-- Begin --

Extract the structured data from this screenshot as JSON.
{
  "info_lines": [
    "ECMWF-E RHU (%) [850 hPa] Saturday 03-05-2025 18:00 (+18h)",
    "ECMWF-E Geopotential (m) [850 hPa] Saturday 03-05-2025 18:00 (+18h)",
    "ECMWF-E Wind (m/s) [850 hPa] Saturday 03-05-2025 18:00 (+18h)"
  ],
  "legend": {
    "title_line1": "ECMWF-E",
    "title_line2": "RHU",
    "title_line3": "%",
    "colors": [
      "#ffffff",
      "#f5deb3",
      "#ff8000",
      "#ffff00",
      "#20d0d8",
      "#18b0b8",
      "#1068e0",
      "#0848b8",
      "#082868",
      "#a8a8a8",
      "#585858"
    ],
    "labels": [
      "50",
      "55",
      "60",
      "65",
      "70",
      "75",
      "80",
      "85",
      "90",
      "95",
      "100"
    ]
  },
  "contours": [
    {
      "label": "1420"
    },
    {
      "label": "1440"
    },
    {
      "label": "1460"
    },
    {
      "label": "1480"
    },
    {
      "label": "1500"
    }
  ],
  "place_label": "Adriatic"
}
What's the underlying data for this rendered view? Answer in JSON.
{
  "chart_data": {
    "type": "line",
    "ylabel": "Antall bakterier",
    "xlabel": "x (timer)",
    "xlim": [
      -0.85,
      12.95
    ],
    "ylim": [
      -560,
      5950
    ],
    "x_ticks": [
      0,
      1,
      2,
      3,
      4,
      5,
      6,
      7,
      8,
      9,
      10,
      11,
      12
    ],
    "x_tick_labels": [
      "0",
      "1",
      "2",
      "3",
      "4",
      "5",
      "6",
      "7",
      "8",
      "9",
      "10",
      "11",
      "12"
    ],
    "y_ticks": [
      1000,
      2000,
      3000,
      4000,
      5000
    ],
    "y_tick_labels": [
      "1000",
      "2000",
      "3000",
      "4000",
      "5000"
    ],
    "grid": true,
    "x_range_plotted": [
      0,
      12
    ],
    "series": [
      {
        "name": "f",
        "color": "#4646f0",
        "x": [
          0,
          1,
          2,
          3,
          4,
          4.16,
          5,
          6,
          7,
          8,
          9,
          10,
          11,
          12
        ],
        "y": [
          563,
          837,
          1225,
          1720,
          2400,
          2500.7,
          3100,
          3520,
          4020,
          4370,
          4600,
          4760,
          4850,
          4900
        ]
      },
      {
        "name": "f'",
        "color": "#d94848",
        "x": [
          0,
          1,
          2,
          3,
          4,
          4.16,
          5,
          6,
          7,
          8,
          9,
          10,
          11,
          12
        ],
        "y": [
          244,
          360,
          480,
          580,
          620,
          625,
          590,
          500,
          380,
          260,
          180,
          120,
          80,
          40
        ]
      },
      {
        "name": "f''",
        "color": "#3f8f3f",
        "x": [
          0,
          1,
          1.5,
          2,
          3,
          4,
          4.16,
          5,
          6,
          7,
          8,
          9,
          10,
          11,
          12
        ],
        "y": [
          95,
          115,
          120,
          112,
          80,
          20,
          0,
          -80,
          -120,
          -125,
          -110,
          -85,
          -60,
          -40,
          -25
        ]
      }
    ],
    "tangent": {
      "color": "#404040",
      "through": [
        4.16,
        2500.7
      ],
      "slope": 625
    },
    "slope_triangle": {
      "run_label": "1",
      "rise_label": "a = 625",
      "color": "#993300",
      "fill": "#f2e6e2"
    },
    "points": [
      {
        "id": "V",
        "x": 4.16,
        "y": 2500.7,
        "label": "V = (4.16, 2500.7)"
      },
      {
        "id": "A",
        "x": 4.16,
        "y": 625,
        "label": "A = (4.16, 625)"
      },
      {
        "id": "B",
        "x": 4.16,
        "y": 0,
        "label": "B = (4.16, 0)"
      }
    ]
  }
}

-- End --

• _EXERCISE TASK_
Check each line of the data above for the string "JSON" and report only how many lines have it.

• _ANSWER BELOW_
2